>> START
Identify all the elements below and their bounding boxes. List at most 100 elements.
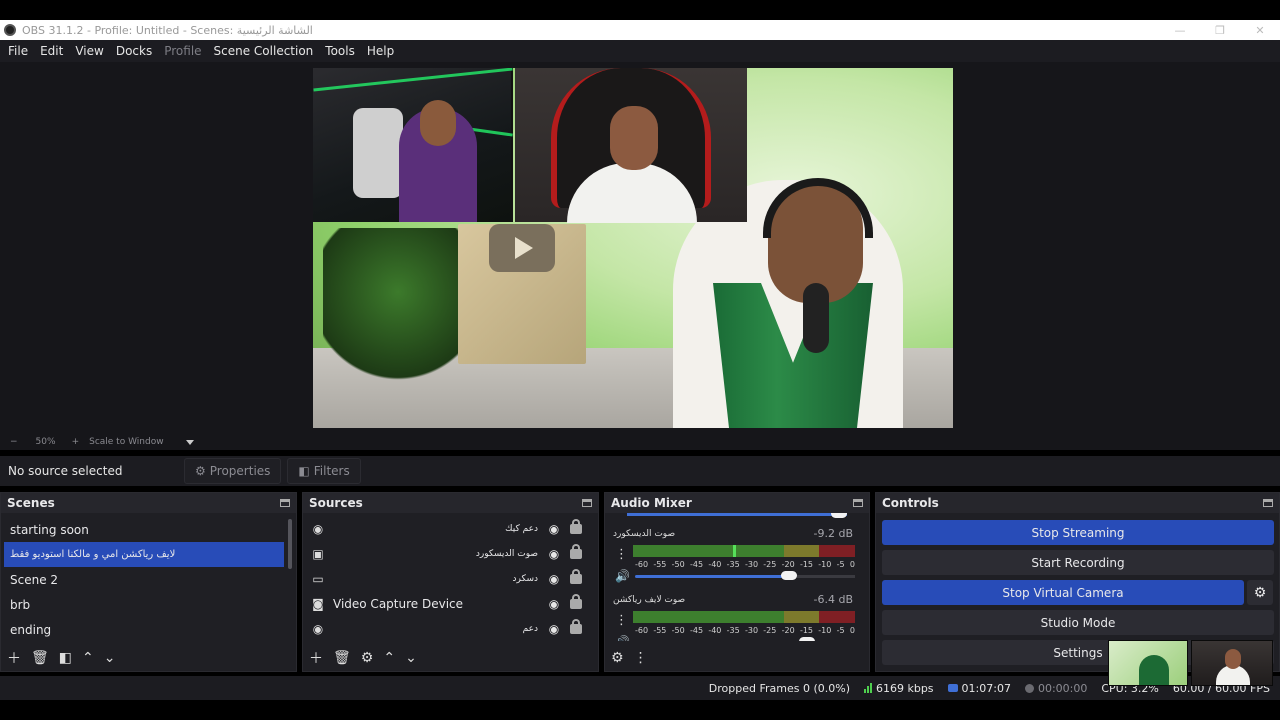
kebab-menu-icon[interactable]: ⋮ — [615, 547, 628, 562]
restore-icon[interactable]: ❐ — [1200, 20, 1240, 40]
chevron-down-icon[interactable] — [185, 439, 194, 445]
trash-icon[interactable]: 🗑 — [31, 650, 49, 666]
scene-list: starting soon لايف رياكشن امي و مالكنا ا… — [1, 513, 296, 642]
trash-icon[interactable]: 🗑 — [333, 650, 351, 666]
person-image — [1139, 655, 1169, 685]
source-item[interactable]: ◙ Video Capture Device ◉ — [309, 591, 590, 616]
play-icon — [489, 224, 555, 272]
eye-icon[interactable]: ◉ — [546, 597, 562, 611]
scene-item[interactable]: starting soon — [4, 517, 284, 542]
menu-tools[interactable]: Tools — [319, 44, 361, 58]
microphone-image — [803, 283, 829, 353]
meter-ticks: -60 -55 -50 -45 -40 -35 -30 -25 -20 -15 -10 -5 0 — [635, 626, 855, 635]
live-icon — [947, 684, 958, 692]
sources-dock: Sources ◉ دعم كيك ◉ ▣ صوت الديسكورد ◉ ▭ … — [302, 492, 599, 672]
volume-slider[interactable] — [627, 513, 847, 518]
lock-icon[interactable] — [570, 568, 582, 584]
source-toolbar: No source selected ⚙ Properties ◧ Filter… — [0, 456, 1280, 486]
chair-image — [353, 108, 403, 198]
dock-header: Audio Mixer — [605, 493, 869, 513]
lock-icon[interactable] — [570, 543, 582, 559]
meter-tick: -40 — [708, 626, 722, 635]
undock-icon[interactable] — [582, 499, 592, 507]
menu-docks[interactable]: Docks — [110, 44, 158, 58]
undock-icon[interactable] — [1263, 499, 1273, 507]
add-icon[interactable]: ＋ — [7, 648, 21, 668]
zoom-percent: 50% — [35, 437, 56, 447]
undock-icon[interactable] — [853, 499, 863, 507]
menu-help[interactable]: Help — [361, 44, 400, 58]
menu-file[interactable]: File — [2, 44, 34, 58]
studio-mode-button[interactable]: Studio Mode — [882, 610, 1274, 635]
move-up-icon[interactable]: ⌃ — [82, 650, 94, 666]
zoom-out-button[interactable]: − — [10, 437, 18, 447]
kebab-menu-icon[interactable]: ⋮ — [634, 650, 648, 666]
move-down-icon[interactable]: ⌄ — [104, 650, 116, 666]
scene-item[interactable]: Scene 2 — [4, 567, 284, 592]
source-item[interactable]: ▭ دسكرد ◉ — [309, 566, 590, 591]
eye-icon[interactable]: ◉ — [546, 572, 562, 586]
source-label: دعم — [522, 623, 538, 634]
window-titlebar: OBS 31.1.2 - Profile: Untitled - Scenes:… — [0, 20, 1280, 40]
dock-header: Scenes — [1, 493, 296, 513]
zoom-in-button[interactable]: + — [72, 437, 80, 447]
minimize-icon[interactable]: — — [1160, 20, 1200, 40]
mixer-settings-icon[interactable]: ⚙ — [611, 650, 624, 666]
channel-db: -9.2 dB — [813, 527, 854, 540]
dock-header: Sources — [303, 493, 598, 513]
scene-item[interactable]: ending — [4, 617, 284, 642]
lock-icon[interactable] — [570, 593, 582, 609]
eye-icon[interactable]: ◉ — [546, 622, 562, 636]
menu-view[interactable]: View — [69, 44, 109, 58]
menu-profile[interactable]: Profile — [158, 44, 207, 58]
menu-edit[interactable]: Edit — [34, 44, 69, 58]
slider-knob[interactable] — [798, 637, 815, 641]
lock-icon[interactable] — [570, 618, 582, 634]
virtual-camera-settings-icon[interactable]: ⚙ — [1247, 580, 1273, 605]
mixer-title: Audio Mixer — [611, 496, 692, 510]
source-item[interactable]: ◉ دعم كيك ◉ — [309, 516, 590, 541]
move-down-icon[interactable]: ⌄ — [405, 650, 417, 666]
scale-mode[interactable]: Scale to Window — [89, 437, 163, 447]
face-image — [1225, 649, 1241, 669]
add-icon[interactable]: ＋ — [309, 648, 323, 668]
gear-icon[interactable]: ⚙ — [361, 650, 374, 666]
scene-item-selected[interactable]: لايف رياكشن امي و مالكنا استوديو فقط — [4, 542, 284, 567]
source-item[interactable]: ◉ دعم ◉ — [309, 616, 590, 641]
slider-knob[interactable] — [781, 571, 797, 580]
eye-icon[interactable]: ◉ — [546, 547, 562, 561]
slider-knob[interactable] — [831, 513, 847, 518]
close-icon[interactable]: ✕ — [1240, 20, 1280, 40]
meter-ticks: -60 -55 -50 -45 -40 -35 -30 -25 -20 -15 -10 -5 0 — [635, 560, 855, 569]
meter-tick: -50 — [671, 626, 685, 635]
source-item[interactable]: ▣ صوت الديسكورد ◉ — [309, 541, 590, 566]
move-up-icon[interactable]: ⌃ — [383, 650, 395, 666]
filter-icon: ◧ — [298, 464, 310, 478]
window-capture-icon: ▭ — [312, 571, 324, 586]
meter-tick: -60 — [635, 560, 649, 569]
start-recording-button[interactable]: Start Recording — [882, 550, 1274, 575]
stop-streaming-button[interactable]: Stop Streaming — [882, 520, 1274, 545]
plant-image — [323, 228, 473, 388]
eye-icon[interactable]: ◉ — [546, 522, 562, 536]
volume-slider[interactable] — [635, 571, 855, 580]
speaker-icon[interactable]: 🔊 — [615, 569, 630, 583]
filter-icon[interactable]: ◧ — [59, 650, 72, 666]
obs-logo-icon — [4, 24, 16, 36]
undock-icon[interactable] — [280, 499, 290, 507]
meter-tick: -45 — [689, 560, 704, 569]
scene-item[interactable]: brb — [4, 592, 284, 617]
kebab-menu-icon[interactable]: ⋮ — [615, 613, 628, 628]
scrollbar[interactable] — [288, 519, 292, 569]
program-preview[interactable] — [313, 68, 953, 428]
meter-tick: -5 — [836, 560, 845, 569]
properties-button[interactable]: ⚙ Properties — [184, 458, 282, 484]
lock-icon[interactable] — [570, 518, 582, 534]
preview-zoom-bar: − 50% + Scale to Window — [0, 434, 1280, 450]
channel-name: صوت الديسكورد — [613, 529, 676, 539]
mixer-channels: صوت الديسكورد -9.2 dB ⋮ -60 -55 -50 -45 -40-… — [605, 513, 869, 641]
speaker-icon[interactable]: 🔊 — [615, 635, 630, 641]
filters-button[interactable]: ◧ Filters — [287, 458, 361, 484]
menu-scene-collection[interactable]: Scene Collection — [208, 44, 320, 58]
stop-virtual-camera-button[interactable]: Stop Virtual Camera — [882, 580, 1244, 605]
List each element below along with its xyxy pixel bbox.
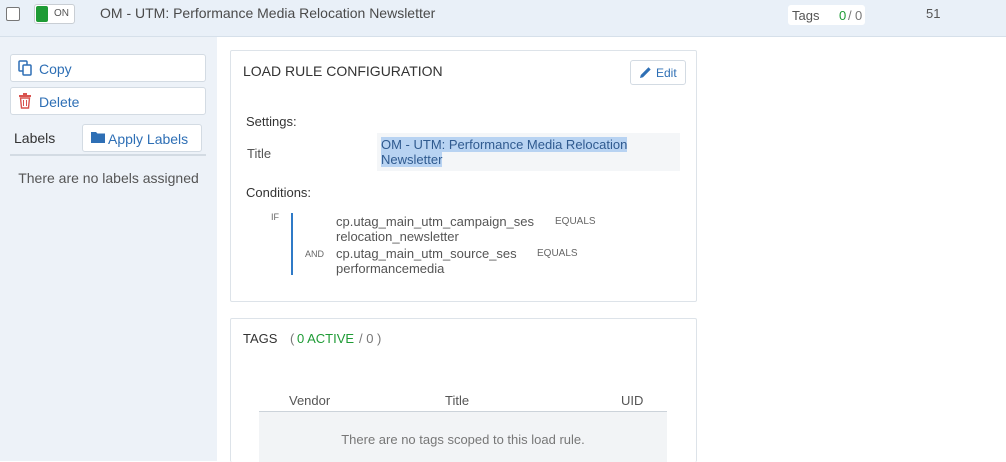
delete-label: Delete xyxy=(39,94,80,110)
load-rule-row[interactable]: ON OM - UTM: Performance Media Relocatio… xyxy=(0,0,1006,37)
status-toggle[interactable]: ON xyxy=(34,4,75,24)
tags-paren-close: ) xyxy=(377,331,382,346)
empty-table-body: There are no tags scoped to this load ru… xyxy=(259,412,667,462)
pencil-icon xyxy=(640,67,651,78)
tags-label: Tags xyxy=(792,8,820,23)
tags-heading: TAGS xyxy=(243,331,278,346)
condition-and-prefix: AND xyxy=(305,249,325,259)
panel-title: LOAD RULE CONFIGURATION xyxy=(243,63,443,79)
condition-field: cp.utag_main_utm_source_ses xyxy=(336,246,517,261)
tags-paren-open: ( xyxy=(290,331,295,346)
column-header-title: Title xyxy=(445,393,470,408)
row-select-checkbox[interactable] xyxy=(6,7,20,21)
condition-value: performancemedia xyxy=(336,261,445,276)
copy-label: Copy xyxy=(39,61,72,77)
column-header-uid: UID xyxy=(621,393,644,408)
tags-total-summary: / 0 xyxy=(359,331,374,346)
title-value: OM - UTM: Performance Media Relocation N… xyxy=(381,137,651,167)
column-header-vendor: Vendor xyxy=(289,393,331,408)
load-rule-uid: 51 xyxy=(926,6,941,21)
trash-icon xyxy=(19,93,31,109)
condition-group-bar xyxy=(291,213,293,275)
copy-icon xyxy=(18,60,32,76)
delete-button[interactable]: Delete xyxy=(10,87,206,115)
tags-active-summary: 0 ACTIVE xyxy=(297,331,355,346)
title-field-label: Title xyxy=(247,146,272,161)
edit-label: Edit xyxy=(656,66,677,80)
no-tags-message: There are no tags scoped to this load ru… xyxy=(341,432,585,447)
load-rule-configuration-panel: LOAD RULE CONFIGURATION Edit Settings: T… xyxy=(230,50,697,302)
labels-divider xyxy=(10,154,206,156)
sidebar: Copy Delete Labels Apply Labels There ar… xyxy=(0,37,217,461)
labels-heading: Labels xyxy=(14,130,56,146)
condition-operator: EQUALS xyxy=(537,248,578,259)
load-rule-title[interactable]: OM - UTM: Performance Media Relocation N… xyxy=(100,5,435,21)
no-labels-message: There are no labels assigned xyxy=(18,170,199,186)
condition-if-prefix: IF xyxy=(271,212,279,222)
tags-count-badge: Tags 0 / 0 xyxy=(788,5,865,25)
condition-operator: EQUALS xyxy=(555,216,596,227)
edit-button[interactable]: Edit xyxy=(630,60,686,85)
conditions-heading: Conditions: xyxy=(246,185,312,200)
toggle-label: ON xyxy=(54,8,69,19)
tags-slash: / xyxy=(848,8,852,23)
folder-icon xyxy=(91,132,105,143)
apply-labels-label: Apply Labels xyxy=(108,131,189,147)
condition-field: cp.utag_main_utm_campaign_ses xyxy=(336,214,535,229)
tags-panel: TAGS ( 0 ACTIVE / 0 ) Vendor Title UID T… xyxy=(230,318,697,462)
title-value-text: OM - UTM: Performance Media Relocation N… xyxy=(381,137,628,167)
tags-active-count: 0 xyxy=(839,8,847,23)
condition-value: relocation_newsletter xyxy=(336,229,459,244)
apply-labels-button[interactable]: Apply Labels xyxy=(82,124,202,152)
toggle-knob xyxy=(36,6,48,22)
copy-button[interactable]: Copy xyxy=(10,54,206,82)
>> END
§ **What to work on**: Could you copy, word for word, every line from the one containing "delete-label: Delete xyxy=(39,94,80,110)" through the one containing "tags-count-badge: Tags 0", including both of those lines?

§ **Answer**:
delete-label: Delete xyxy=(39,94,80,110)
load-rule-row[interactable]: ON OM - UTM: Performance Media Relocatio… xyxy=(0,0,1006,37)
status-toggle[interactable]: ON xyxy=(34,4,75,24)
tags-paren-close: ) xyxy=(377,331,382,346)
empty-table-body: There are no tags scoped to this load ru… xyxy=(259,412,667,462)
pencil-icon xyxy=(640,67,651,78)
tags-label: Tags xyxy=(792,8,820,23)
tags-heading: TAGS xyxy=(243,331,278,346)
condition-and-prefix: AND xyxy=(305,249,325,259)
panel-title: LOAD RULE CONFIGURATION xyxy=(243,63,443,79)
condition-field: cp.utag_main_utm_source_ses xyxy=(336,246,517,261)
tags-paren-open: ( xyxy=(290,331,295,346)
column-header-title: Title xyxy=(445,393,470,408)
row-select-checkbox[interactable] xyxy=(6,7,20,21)
condition-value: performancemedia xyxy=(336,261,445,276)
copy-label: Copy xyxy=(39,61,72,77)
column-header-uid: UID xyxy=(621,393,644,408)
tags-total-summary: / 0 xyxy=(359,331,374,346)
title-value: OM - UTM: Performance Media Relocation N… xyxy=(381,137,651,167)
column-header-vendor: Vendor xyxy=(289,393,331,408)
load-rule-uid: 51 xyxy=(926,6,941,21)
trash-icon xyxy=(19,93,31,109)
condition-group-bar xyxy=(291,213,293,275)
copy-icon xyxy=(18,60,32,76)
delete-button[interactable]: Delete xyxy=(10,87,206,115)
tags-active-summary: 0 ACTIVE xyxy=(297,331,355,346)
title-field-label: Title xyxy=(247,146,272,161)
edit-label: Edit xyxy=(656,66,677,80)
no-tags-message: There are no tags scoped to this load ru… xyxy=(341,432,585,447)
load-rule-configuration-panel: LOAD RULE CONFIGURATION Edit Settings: T… xyxy=(230,50,697,302)
labels-divider xyxy=(10,154,206,156)
sidebar: Copy Delete Labels Apply Labels There ar… xyxy=(0,37,217,461)
labels-heading: Labels xyxy=(14,130,56,146)
condition-operator: EQUALS xyxy=(537,248,578,259)
load-rule-title[interactable]: OM - UTM: Performance Media Relocation N… xyxy=(100,5,435,21)
no-labels-message: There are no labels assigned xyxy=(18,170,199,186)
condition-if-prefix: IF xyxy=(271,212,279,222)
tags-count-badge: Tags 0 / 0 xyxy=(788,5,865,25)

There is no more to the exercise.